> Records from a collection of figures

** Begin **

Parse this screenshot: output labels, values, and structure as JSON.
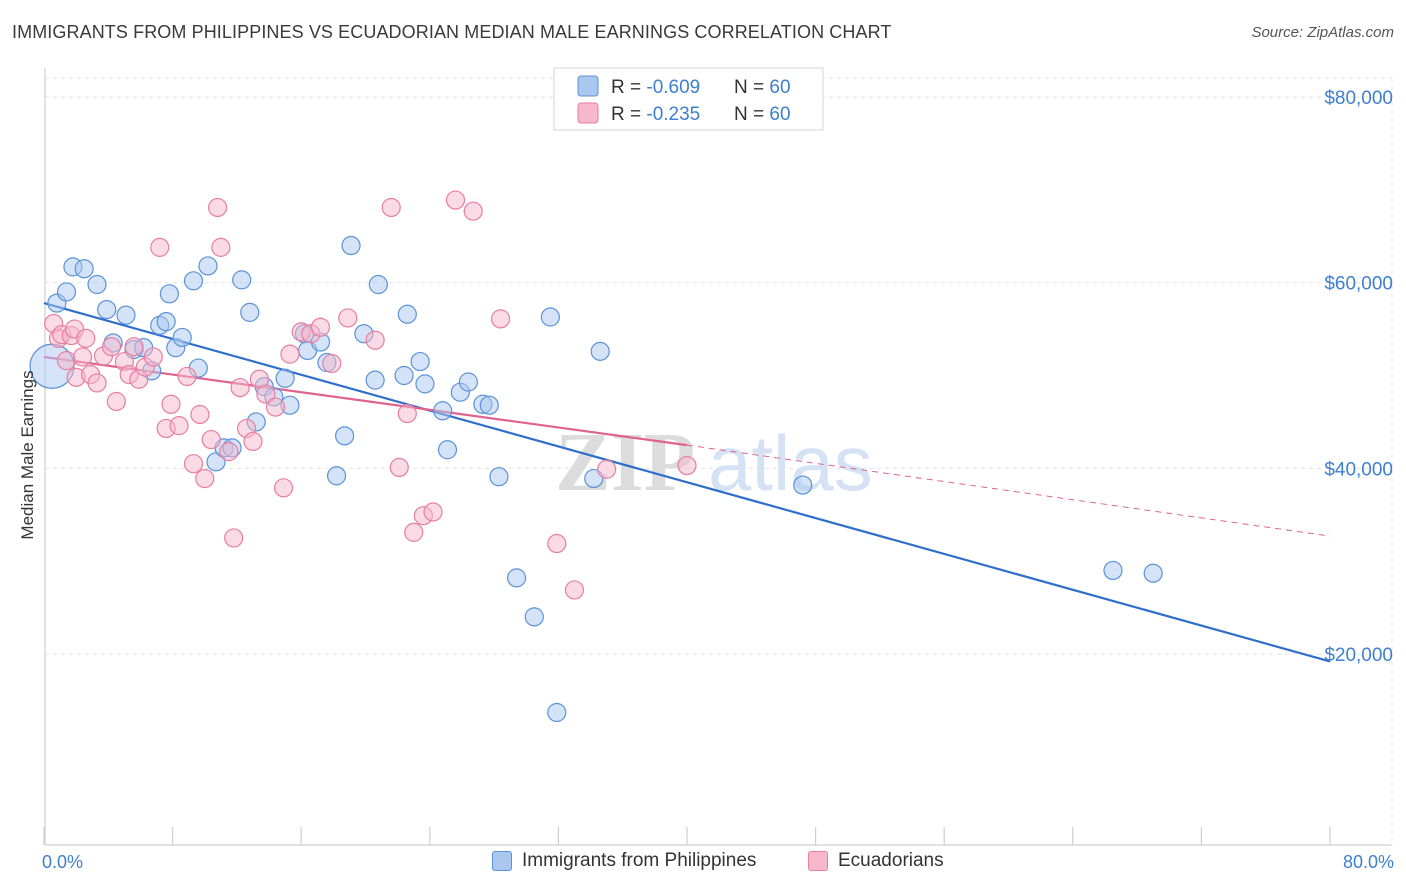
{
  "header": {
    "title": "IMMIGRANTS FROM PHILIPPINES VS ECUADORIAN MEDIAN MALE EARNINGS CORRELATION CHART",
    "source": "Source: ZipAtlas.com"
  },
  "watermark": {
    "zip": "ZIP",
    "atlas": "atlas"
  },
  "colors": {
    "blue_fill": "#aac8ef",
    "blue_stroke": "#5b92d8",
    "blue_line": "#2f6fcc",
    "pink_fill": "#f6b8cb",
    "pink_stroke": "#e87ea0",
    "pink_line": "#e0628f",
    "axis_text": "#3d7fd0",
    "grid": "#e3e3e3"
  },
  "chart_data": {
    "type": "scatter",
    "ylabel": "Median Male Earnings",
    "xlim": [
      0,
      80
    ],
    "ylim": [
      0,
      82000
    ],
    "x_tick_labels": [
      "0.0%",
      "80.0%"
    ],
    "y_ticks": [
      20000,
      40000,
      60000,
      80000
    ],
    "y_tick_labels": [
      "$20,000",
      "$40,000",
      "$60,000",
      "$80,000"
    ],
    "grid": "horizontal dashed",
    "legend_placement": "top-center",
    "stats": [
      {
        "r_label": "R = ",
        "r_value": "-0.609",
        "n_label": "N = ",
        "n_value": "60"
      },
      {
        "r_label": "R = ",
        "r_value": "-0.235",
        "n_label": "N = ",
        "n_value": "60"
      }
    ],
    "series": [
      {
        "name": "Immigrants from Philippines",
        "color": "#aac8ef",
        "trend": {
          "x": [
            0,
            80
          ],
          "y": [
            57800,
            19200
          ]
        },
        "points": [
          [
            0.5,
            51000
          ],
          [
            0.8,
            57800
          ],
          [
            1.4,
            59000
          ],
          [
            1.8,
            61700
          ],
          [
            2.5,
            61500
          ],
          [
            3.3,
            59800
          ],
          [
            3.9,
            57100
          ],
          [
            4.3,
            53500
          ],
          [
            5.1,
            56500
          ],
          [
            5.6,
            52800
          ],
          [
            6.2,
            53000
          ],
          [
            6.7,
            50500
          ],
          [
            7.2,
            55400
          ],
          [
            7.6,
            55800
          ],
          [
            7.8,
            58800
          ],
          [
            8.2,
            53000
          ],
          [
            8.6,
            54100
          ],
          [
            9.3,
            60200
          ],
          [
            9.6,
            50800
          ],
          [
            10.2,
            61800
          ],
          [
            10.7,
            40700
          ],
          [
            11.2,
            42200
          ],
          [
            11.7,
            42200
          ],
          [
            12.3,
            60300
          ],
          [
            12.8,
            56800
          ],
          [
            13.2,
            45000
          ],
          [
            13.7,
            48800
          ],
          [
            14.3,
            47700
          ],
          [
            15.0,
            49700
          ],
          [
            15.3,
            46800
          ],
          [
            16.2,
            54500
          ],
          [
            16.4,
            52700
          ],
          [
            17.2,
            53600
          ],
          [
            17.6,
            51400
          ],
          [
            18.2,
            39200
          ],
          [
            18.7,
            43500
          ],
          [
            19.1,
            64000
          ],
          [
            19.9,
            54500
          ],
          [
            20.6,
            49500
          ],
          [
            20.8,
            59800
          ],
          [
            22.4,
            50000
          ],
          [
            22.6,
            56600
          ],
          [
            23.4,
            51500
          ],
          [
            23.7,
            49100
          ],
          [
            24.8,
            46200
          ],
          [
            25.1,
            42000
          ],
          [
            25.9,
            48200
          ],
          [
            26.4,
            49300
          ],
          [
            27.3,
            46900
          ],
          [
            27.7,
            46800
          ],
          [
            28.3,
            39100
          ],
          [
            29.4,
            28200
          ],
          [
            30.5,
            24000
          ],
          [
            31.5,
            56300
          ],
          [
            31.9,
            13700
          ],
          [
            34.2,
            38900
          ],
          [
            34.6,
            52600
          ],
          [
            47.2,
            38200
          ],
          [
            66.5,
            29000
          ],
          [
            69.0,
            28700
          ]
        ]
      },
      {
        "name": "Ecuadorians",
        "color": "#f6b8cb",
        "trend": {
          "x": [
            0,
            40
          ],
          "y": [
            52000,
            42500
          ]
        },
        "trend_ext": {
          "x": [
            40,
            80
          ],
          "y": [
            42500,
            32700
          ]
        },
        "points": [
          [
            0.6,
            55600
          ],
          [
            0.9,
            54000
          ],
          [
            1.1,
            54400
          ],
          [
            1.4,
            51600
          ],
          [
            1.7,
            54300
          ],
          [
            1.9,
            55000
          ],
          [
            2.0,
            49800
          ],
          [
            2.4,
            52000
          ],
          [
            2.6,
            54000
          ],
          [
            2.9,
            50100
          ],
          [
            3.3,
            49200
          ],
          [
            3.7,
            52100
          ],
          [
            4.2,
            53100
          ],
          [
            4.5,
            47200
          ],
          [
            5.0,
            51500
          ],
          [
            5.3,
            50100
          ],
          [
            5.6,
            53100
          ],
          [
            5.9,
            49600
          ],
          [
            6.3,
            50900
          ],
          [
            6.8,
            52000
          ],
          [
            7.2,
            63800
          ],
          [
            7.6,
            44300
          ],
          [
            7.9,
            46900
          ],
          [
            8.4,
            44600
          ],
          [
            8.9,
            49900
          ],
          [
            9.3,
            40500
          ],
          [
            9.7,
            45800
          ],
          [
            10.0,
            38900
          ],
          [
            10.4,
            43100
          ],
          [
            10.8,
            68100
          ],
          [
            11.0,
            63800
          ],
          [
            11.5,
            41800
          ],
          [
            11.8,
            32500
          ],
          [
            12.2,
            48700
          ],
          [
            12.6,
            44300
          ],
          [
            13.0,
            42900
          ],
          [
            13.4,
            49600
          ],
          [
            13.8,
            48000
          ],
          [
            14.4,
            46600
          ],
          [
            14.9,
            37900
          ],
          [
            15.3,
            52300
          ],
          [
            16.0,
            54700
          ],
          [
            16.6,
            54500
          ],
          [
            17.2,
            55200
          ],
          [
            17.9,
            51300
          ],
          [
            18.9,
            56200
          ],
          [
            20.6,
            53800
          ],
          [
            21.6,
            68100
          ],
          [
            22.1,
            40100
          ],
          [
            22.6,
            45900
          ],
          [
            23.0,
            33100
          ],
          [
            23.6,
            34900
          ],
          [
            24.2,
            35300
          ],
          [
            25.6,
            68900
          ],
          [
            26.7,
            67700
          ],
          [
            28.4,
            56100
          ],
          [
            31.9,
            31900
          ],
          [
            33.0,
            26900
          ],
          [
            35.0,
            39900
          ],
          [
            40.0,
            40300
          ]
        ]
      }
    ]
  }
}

** End **
** Begin **

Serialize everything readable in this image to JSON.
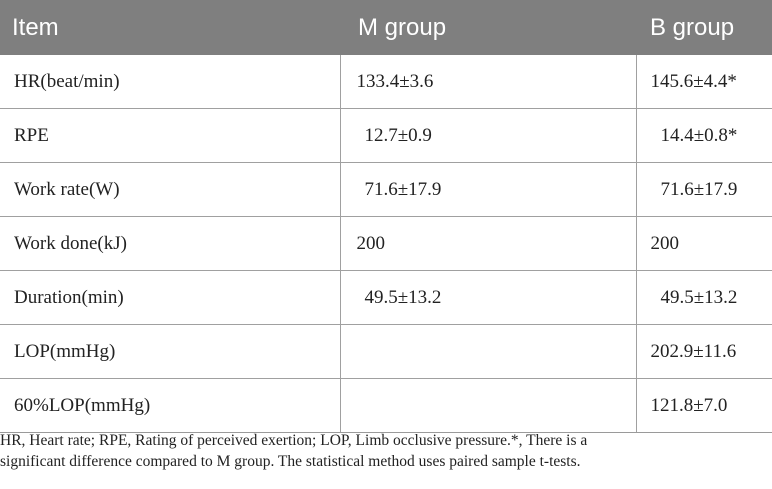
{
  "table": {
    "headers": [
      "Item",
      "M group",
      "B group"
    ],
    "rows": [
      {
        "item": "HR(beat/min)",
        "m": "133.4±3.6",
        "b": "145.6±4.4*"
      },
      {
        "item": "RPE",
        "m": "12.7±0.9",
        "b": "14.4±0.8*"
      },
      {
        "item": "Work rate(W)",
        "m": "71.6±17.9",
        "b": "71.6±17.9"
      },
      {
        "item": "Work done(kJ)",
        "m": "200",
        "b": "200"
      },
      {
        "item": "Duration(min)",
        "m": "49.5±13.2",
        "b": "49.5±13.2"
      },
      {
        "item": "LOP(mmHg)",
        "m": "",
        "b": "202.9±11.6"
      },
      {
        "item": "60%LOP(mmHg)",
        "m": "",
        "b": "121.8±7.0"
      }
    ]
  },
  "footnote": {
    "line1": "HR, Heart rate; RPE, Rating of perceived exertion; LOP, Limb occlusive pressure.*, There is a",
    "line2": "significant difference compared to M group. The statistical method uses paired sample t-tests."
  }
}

** End **

> Goal
From the listing, tally every line with the word "JSON" in it and give only the tally.

> Full output
2